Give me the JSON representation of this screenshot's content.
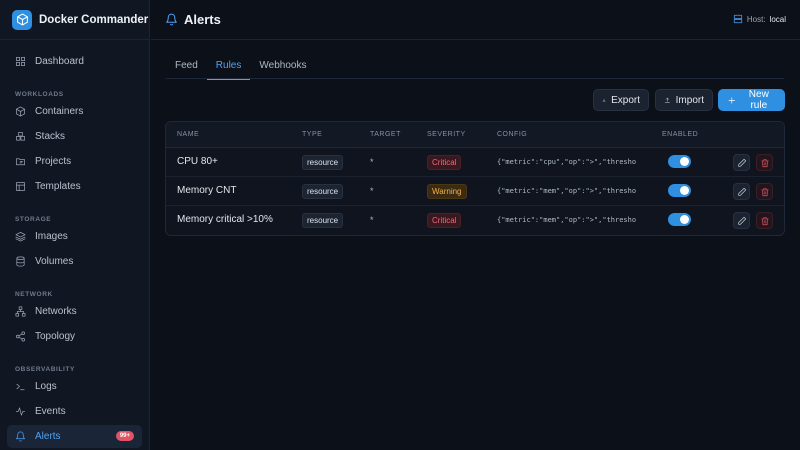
{
  "app": {
    "title": "Docker Commander"
  },
  "sidebar": {
    "dashboard": "Dashboard",
    "sections": {
      "workloads": "WORKLOADS",
      "storage": "STORAGE",
      "network": "NETWORK",
      "observability": "OBSERVABILITY"
    },
    "items": {
      "containers": "Containers",
      "stacks": "Stacks",
      "projects": "Projects",
      "templates": "Templates",
      "images": "Images",
      "volumes": "Volumes",
      "networks": "Networks",
      "topology": "Topology",
      "logs": "Logs",
      "events": "Events",
      "alerts": "Alerts"
    },
    "alerts_badge": "99+"
  },
  "header": {
    "title": "Alerts",
    "host_label": "Host:",
    "host_value": "local"
  },
  "tabs": [
    "Feed",
    "Rules",
    "Webhooks"
  ],
  "active_tab": "Rules",
  "toolbar": {
    "export": "Export",
    "import": "Import",
    "new_rule": "New rule"
  },
  "table": {
    "columns": [
      "NAME",
      "TYPE",
      "TARGET",
      "SEVERITY",
      "CONFIG",
      "ENABLED"
    ],
    "rows": [
      {
        "name": "CPU 80+",
        "type": "resource",
        "target": "*",
        "severity": "Critical",
        "config": "{\"metric\":\"cpu\",\"op\":\">\",\"thresho",
        "enabled": true
      },
      {
        "name": "Memory CNT",
        "type": "resource",
        "target": "*",
        "severity": "Warning",
        "config": "{\"metric\":\"mem\",\"op\":\">\",\"thresho",
        "enabled": true
      },
      {
        "name": "Memory critical >10%",
        "type": "resource",
        "target": "*",
        "severity": "Critical",
        "config": "{\"metric\":\"mem\",\"op\":\">\",\"thresho",
        "enabled": true
      }
    ]
  },
  "colors": {
    "accent": "#2f8fe0",
    "critical": "#ee6a7b",
    "warning": "#f2b14a",
    "background": "#0c1019"
  },
  "icons": {
    "brand": "cube-icon",
    "dashboard": "grid-icon",
    "alerts": "bell-icon",
    "export": "download-icon",
    "import": "upload-icon",
    "new": "plus-icon",
    "edit": "pencil-icon",
    "delete": "trash-icon",
    "host": "server-icon"
  }
}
- - - - - - -
Copy every line of the listing containing the string "title".

    "title": "Docker Commander"
    "title": "Alerts",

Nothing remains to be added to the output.